╭─ The input

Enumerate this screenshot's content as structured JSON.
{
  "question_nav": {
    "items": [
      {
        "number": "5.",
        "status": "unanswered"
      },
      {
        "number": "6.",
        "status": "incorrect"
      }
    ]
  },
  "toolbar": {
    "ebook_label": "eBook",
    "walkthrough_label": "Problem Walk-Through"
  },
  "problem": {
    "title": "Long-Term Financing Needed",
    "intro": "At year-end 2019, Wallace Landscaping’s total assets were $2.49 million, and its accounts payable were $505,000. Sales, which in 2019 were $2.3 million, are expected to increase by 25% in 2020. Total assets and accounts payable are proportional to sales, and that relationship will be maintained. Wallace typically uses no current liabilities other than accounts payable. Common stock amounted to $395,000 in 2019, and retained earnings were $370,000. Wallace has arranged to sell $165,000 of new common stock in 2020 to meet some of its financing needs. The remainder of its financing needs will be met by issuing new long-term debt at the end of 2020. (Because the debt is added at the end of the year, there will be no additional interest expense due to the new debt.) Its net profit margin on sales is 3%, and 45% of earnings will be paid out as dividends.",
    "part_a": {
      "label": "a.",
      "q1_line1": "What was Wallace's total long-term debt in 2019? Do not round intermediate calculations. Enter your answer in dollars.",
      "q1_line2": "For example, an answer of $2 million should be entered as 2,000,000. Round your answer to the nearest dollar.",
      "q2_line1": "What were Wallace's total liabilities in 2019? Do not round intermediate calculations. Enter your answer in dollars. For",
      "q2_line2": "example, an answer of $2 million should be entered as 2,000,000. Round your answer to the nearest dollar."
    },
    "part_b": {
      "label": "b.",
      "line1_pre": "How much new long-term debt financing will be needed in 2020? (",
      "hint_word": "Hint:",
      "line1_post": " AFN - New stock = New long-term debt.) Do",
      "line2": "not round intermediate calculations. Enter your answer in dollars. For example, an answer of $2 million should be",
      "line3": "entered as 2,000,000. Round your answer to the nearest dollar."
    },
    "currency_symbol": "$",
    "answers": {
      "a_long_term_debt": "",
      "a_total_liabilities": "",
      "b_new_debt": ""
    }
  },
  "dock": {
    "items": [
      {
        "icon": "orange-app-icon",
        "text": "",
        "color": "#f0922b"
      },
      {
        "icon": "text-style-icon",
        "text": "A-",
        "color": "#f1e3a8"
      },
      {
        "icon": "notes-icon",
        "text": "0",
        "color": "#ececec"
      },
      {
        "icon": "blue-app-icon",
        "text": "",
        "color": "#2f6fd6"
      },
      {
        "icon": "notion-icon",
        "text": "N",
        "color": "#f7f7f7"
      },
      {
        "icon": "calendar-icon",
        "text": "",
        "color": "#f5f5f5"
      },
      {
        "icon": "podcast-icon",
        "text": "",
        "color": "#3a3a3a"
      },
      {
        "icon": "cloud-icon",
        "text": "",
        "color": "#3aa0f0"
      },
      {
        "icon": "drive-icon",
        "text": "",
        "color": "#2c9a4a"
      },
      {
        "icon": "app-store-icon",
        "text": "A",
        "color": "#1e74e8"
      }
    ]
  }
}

╰─

Every line of the data above should be copied exactly.

Enumerate this screenshot's content as structured JSON.
{
  "question_nav": {
    "items": [
      {
        "number": "5.",
        "status": "unanswered"
      },
      {
        "number": "6.",
        "status": "incorrect"
      }
    ]
  },
  "toolbar": {
    "ebook_label": "eBook",
    "walkthrough_label": "Problem Walk-Through"
  },
  "problem": {
    "title": "Long-Term Financing Needed",
    "intro": "At year-end 2019, Wallace Landscaping’s total assets were $2.49 million, and its accounts payable were $505,000. Sales, which in 2019 were $2.3 million, are expected to increase by 25% in 2020. Total assets and accounts payable are proportional to sales, and that relationship will be maintained. Wallace typically uses no current liabilities other than accounts payable. Common stock amounted to $395,000 in 2019, and retained earnings were $370,000. Wallace has arranged to sell $165,000 of new common stock in 2020 to meet some of its financing needs. The remainder of its financing needs will be met by issuing new long-term debt at the end of 2020. (Because the debt is added at the end of the year, there will be no additional interest expense due to the new debt.) Its net profit margin on sales is 3%, and 45% of earnings will be paid out as dividends.",
    "part_a": {
      "label": "a.",
      "q1_line1": "What was Wallace's total long-term debt in 2019? Do not round intermediate calculations. Enter your answer in dollars.",
      "q1_line2": "For example, an answer of $2 million should be entered as 2,000,000. Round your answer to the nearest dollar.",
      "q2_line1": "What were Wallace's total liabilities in 2019? Do not round intermediate calculations. Enter your answer in dollars. For",
      "q2_line2": "example, an answer of $2 million should be entered as 2,000,000. Round your answer to the nearest dollar."
    },
    "part_b": {
      "label": "b.",
      "line1_pre": "How much new long-term debt financing will be needed in 2020? (",
      "hint_word": "Hint:",
      "line1_post": " AFN - New stock = New long-term debt.) Do",
      "line2": "not round intermediate calculations. Enter your answer in dollars. For example, an answer of $2 million should be",
      "line3": "entered as 2,000,000. Round your answer to the nearest dollar."
    },
    "currency_symbol": "$",
    "answers": {
      "a_long_term_debt": "",
      "a_total_liabilities": "",
      "b_new_debt": ""
    }
  },
  "dock": {
    "items": [
      {
        "icon": "orange-app-icon",
        "text": "",
        "color": "#f0922b"
      },
      {
        "icon": "text-style-icon",
        "text": "A-",
        "color": "#f1e3a8"
      },
      {
        "icon": "notes-icon",
        "text": "0",
        "color": "#ececec"
      },
      {
        "icon": "blue-app-icon",
        "text": "",
        "color": "#2f6fd6"
      },
      {
        "icon": "notion-icon",
        "text": "N",
        "color": "#f7f7f7"
      },
      {
        "icon": "calendar-icon",
        "text": "",
        "color": "#f5f5f5"
      },
      {
        "icon": "podcast-icon",
        "text": "",
        "color": "#3a3a3a"
      },
      {
        "icon": "cloud-icon",
        "text": "",
        "color": "#3aa0f0"
      },
      {
        "icon": "drive-icon",
        "text": "",
        "color": "#2c9a4a"
      },
      {
        "icon": "app-store-icon",
        "text": "A",
        "color": "#1e74e8"
      }
    ]
  }
}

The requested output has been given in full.